>>>>>

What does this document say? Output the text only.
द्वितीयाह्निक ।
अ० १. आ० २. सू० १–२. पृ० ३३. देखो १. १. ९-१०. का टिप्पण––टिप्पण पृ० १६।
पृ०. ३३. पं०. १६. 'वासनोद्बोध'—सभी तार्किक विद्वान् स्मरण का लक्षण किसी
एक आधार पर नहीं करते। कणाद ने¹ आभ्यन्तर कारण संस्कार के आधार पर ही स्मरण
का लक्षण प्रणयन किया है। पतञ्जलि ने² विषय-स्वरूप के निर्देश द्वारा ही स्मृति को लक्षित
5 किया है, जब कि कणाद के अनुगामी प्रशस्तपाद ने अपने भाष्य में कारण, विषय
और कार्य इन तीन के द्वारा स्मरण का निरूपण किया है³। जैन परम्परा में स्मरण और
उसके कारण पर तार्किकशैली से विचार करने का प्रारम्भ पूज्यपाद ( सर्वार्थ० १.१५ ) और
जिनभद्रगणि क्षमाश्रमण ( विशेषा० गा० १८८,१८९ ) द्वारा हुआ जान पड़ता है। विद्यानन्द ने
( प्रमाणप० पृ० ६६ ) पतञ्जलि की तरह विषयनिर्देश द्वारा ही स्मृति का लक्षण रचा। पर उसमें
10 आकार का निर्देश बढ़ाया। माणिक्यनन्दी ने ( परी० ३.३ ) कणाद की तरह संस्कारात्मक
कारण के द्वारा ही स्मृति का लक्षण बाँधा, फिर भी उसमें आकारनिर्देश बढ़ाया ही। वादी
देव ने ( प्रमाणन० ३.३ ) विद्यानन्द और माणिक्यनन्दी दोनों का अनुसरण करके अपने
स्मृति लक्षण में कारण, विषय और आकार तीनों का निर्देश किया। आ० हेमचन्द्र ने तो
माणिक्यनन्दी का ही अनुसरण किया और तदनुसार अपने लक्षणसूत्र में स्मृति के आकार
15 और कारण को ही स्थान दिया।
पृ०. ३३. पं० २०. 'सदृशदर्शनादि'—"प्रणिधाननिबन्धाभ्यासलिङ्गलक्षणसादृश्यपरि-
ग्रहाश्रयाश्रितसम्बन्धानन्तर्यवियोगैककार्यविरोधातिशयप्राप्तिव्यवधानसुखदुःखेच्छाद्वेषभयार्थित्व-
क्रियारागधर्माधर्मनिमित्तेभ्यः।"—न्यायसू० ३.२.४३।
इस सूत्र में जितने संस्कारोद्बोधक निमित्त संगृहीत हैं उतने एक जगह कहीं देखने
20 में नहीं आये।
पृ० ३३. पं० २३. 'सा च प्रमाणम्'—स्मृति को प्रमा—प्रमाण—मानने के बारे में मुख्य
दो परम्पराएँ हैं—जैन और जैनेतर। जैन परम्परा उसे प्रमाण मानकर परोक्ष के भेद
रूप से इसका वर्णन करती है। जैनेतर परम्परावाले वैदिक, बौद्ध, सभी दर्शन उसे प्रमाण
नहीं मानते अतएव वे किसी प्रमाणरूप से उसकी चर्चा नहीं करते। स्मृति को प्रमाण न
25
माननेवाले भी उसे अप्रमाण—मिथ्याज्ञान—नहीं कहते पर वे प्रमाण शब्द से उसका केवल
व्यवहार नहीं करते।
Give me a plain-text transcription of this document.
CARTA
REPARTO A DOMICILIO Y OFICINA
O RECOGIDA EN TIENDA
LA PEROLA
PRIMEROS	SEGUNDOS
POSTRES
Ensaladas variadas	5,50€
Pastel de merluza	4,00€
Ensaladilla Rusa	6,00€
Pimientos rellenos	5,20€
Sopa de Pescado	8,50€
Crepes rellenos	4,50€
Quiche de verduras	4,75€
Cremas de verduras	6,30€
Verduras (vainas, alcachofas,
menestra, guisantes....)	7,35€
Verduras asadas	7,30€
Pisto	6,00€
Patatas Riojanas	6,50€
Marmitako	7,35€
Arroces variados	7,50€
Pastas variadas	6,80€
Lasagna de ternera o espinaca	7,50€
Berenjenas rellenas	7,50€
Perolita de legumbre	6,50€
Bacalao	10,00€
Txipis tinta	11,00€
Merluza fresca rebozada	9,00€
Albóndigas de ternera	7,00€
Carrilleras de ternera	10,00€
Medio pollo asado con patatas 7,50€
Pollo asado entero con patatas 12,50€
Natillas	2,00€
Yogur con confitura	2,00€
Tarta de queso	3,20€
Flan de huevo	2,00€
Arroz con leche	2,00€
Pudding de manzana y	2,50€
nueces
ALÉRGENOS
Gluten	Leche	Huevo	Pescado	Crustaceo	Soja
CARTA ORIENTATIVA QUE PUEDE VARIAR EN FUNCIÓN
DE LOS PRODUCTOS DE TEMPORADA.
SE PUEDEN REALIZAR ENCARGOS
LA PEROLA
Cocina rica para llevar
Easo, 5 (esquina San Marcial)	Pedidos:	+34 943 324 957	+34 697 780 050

<<<<<

YOUR TASK: Copy out the whole listing, exactly as written.

RESULT OF THE EXERCISE:
What does this document say? Output the text only.
द्वितीयाह्निक ।
अ० १. आ० २. सू० १–२. पृ० ३३. देखो १. १. ९-१०. का टिप्पण––टिप्पण पृ० १६।
पृ०. ३३. पं०. १६. 'वासनोद्बोध'—सभी तार्किक विद्वान् स्मरण का लक्षण किसी
एक आधार पर नहीं करते। कणाद ने¹ आभ्यन्तर कारण संस्कार के आधार पर ही स्मरण
का लक्षण प्रणयन किया है। पतञ्जलि ने² विषय-स्वरूप के निर्देश द्वारा ही स्मृति को लक्षित
5 किया है, जब कि कणाद के अनुगामी प्रशस्तपाद ने अपने भाष्य में कारण, विषय
और कार्य इन तीन के द्वारा स्मरण का निरूपण किया है³। जैन परम्परा में स्मरण और
उसके कारण पर तार्किकशैली से विचार करने का प्रारम्भ पूज्यपाद ( सर्वार्थ० १.१५ ) और
जिनभद्रगणि क्षमाश्रमण ( विशेषा० गा० १८८,१८९ ) द्वारा हुआ जान पड़ता है। विद्यानन्द ने
( प्रमाणप० पृ० ६६ ) पतञ्जलि की तरह विषयनिर्देश द्वारा ही स्मृति का लक्षण रचा। पर उसमें
10 आकार का निर्देश बढ़ाया। माणिक्यनन्दी ने ( परी० ३.३ ) कणाद की तरह संस्कारात्मक
कारण के द्वारा ही स्मृति का लक्षण बाँधा, फिर भी उसमें आकारनिर्देश बढ़ाया ही। वादी
देव ने ( प्रमाणन० ३.३ ) विद्यानन्द और माणिक्यनन्दी दोनों का अनुसरण करके अपने
स्मृति लक्षण में कारण, विषय और आकार तीनों का निर्देश किया। आ० हेमचन्द्र ने तो
माणिक्यनन्दी का ही अनुसरण किया और तदनुसार अपने लक्षणसूत्र में स्मृति के आकार
15 और कारण को ही स्थान दिया।
पृ०. ३३. पं० २०. 'सदृशदर्शनादि'—"प्रणिधाननिबन्धाभ्यासलिङ्गलक्षणसादृश्यपरि-
ग्रहाश्रयाश्रितसम्बन्धानन्तर्यवियोगैककार्यविरोधातिशयप्राप्तिव्यवधानसुखदुःखेच्छाद्वेषभयार्थित्व-
क्रियारागधर्माधर्मनिमित्तेभ्यः।"—न्यायसू० ३.२.४३।
इस सूत्र में जितने संस्कारोद्बोधक निमित्त संगृहीत हैं उतने एक जगह कहीं देखने
20 में नहीं आये।
पृ० ३३. पं० २३. 'सा च प्रमाणम्'—स्मृति को प्रमा—प्रमाण—मानने के बारे में मुख्य
दो परम्पराएँ हैं—जैन और जैनेतर। जैन परम्परा उसे प्रमाण मानकर परोक्ष के भेद
रूप से इसका वर्णन करती है। जैनेतर परम्परावाले वैदिक, बौद्ध, सभी दर्शन उसे प्रमाण
नहीं मानते अतएव वे किसी प्रमाणरूप से उसकी चर्चा नहीं करते। स्मृति को प्रमाण न
25
माननेवाले भी उसे अप्रमाण—मिथ्याज्ञान—नहीं कहते पर वे प्रमाण शब्द से उसका केवल
व्यवहार नहीं करते।
Give me a plain-text transcription of this document.
CARTA
REPARTO A DOMICILIO Y OFICINA
O RECOGIDA EN TIENDA
LA PEROLA
PRIMEROS	SEGUNDOS
POSTRES
Ensaladas variadas	5,50€
Pastel de merluza	4,00€
Ensaladilla Rusa	6,00€
Pimientos rellenos	5,20€
Sopa de Pescado	8,50€
Crepes rellenos	4,50€
Quiche de verduras	4,75€
Cremas de verduras	6,30€
Verduras (vainas, alcachofas,
menestra, guisantes....)	7,35€
Verduras asadas	7,30€
Pisto	6,00€
Patatas Riojanas	6,50€
Marmitako	7,35€
Arroces variados	7,50€
Pastas variadas	6,80€
Lasagna de ternera o espinaca	7,50€
Berenjenas rellenas	7,50€
Perolita de legumbre	6,50€
Bacalao	10,00€
Txipis tinta	11,00€
Merluza fresca rebozada	9,00€
Albóndigas de ternera	7,00€
Carrilleras de ternera	10,00€
Medio pollo asado con patatas 7,50€
Pollo asado entero con patatas 12,50€
Natillas	2,00€
Yogur con confitura	2,00€
Tarta de queso	3,20€
Flan de huevo	2,00€
Arroz con leche	2,00€
Pudding de manzana y	2,50€
nueces
ALÉRGENOS
Gluten	Leche	Huevo	Pescado	Crustaceo	Soja
CARTA ORIENTATIVA QUE PUEDE VARIAR EN FUNCIÓN
DE LOS PRODUCTOS DE TEMPORADA.
SE PUEDEN REALIZAR ENCARGOS
LA PEROLA
Cocina rica para llevar
Easo, 5 (esquina San Marcial)	Pedidos:	+34 943 324 957	+34 697 780 050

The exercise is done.